Over his career as “Mr. Wonderful” on Shark Tank, Kevin O’Leary has invested a reported $8.5 million or more into dozens of startups that have appeared on the long-running TV show gamifying entrepreneurism, including makers of genetic test kits for cats, snack bites made out of dates, online forms for pre-nuptial agreements and sheet de-tanglers for dryers.

Now, O’Leary is placing his investment recommendations on entire states. Lately, North Dakota, Oklahoma, West Virginia and Montana have gained endorsement in his “Competitive States Investment Tour,” and it’s no surprise that some economic-development officials are excited to get O’Leary’s celebrity imprimatur.

“We could probably do a better job of telling our story,” says Hopper Smith, executive director of the Oklahoma Department of Commerce, who cites personal income-tax cuts, declines in workers’-compensation costs, and right-to-work status as big reasons for the state’s recent economic advances. “But if you’ve got someone like Kevin O’Leary telling your story, you’ve got a lot more credibility.”

Oklahoma shines, O’Leary says, with “competitive taxes and streamlined processes for large projects.” The state moved up two spaces in the 2024 Chief Executive rankings, to No. 20. West Virginia, for example, moved up three spots, to No. 34, partly reflecting a determined effort by the state’s economic-development community that has included moving the workers’ comp system to the private sector, which has yielded the nation’s second-lowest rates.

“We had a bad judicial environment, a tough regulatory environment and a tough tax environment,” says Mitch Carmichael, West Virginia’s economic-development head. “Those kinds of things have been eliminated and we have put ourselves on par if not slightly better than contiguous states.”

On the other hand, O’Leary has become increasingly critical of one state that it’s easy for CEOs to dislike from a business-climate perspective: New York.

### REQUIRED WORK
[A] In the article on Kevin O'Leary's state endorsements, change "contiguous" to "neighboring" and write out the part between "Oklahoma shines, O’Leary" and "perspective: New York.", inclusive.
[B] Write what comes next in the article on Kevin O'Leary's state endorsements, picking up after its final sentence.
The rows placed after this article come from an unrelated source.

### DATA TO EXAMINE
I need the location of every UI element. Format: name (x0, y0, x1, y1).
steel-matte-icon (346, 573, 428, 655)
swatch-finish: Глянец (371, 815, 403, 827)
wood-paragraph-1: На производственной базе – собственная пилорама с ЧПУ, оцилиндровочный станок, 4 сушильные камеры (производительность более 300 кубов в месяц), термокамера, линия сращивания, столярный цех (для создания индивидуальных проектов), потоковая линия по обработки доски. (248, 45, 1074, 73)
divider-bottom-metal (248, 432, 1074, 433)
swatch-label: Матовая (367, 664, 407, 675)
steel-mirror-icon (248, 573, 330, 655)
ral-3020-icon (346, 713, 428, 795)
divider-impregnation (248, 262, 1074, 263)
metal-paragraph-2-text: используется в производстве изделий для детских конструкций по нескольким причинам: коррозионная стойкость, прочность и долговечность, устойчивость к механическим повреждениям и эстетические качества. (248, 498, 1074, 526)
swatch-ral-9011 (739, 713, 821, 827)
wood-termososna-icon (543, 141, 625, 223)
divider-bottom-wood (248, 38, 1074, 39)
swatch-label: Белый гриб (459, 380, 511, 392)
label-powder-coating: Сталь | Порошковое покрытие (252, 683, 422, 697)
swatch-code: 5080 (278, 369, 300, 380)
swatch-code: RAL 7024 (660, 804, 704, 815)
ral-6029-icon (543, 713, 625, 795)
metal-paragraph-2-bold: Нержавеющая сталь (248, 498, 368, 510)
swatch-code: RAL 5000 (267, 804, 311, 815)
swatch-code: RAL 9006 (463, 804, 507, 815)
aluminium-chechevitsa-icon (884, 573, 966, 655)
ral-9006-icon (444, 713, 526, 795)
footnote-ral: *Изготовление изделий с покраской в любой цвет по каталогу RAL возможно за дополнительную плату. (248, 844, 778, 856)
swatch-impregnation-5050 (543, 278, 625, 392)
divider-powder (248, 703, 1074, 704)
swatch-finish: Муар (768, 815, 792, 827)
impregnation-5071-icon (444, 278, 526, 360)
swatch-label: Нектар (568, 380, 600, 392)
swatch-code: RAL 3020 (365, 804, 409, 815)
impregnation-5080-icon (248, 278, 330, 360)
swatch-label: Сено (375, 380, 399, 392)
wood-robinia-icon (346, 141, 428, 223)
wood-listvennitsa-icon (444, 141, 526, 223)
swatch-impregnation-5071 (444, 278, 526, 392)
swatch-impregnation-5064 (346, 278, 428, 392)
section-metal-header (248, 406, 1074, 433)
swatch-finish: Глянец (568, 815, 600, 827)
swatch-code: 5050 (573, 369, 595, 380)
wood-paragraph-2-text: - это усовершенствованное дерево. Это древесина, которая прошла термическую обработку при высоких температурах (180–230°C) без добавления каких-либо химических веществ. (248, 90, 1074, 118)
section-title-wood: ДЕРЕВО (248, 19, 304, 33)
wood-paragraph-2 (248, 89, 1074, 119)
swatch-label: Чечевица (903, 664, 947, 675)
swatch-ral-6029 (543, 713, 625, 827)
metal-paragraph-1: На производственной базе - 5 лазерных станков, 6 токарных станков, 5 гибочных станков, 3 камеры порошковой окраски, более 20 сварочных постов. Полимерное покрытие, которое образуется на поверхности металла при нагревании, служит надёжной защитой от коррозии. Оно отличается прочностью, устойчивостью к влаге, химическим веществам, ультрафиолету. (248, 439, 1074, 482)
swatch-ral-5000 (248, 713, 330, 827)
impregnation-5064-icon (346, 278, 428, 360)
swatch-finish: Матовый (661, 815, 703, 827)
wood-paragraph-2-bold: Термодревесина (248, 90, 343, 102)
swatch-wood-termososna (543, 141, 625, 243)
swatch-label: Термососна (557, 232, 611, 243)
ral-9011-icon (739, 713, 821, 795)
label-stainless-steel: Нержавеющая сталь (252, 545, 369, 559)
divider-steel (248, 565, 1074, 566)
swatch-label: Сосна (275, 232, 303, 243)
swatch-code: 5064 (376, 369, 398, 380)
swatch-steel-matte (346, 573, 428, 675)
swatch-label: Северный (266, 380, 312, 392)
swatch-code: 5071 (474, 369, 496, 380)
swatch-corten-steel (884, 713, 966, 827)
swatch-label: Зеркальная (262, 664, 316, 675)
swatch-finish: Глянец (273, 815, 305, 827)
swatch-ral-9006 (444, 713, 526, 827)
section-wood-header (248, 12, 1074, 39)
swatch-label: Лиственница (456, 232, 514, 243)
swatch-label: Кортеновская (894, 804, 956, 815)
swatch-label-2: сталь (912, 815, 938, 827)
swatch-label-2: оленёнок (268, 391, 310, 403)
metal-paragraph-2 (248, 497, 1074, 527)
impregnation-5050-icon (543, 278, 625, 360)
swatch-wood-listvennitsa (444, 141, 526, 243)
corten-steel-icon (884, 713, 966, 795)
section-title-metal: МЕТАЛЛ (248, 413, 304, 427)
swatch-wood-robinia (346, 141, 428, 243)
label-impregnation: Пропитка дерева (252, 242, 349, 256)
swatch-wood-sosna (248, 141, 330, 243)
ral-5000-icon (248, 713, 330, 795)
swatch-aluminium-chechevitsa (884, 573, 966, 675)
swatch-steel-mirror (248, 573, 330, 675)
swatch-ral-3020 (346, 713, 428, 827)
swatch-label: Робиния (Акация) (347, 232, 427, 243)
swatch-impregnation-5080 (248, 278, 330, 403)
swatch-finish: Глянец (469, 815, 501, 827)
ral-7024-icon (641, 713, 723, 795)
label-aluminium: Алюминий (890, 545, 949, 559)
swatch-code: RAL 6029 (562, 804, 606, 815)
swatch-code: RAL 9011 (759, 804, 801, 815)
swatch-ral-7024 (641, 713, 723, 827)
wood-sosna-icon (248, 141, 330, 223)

### RESPONSES TO THE EXERCISE
[A]
Oklahoma shines, O’Leary says, with “competitive taxes and streamlined processes for large projects.” The state moved up two spaces in the 2024 Chief Executive rankings, to No. 20. West Virginia, for example, moved up three spots, to No. 34, partly reflecting a determined effort by the state’s economic-development community that has included moving the workers’ comp system to the private sector, which has yielded the nation’s second-lowest rates.

“We had a bad judicial environment, a tough regulatory environment and a tough tax environment,” says Mitch Carmichael, West Virginia’s economic-development head. “Those kinds of things have been eliminated and we have put ourselves on par if not slightly better than neighboring states.”

On the other hand, O’Leary has become increasingly critical of one state that it’s easy for CEOs to dislike from a business-climate perspective: New York.

[B]
“While adults aren’t supervising New York,” he says, “no one is going to put real money to work there” to invest in major capital projects, notwithstanding GlobalFoundries’ recently announced plans to spend $11.6 billion to expand chip manufacturing near Malta, New York.

“That state has huge problems: high taxation and punitive policies. It’s probably not going to have an easy time attracting a large amount of capital. Even in the financial-services business where New York has led, a lot of firms are moving their nexus to places like Miami and Texas.”

O’Leary also cites data-center construction. With the accelerating boom in siting of these facilities that, he says, bring an average investment of around $3.6 billion, New York theoretically could be a leader in large part based on having relatively low-cost hydropower energy available upstate.

“But why would you bring $3.6 billion into that environment when you could go to other states that already have proven policies and already have data centers?” O’Leary says. “New York is a flyover state now.”

Broadly, O’Leary says, “It turns out we all made a big mistake in not investing” in heartland states such as the ones he specifically favors. “Post-pandemic, companies can put their headquarters anywhere. You can put employees in a high-tax state, but you don’t have to put any money in the ground. So why award states that are anti-business? They don’t want your business.”

O’Leary always has more than one angle in praising states for their economic-development prowess. When it comes to his endorsement of North Dakota, for instance, the state recently tabbed O’Leary Ventures to manage a $45-million direct-investment program aimed at bolstering economic growth. Its first investment was LandTrust, an online land-sharing market marketplace connecting landowners with enthusiasts who want to borrow their property for hunting, fishing, bird-watching or RV-ing—sort of an Airbnb for the great outdoors.

“My first concern putting my [fund] to work in North Dakota was that we wouldn’t have enough deal flow,” O’Leary says. “That turned out to be completely false. We’ve been inundated with deal flow. People don’t understand how much advancement there is in North Dakota in technology and manufacturing; Microsoft’s second-largest campus is in Fargo. So we’re finding plenty of opportunity to invest in that state.”